**TASK INSTRUCTIONS:** Wherever the string "diagram" shows up in a line, count that line. Give the total alone.

---

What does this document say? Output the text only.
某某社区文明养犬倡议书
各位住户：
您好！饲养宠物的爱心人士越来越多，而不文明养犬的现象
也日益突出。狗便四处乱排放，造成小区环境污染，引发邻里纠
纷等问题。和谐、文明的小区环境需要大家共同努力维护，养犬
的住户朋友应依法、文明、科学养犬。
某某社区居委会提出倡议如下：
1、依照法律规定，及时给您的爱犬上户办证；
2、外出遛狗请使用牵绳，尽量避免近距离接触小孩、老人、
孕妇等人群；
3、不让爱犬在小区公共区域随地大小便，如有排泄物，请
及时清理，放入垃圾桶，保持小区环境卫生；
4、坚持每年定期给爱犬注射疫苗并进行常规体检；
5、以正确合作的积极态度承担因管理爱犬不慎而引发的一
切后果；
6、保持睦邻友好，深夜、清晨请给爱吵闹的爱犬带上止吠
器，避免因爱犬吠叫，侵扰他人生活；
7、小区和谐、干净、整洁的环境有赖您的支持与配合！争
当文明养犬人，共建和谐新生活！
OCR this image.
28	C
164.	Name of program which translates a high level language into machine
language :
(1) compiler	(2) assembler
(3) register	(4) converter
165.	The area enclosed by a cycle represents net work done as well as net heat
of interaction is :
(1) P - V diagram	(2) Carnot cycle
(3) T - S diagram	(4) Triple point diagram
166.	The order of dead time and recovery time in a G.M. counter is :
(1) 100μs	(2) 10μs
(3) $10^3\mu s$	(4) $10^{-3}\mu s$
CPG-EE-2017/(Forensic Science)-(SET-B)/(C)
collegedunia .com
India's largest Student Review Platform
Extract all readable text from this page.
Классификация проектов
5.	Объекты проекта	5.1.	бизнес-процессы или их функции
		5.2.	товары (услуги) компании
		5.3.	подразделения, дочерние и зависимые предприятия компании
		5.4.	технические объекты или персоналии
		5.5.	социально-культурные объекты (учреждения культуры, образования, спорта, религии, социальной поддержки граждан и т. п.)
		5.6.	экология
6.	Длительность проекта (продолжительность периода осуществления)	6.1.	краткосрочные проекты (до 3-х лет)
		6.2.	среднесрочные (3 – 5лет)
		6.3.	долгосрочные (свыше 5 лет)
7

---

**EXERCISE SOLUTION:** 2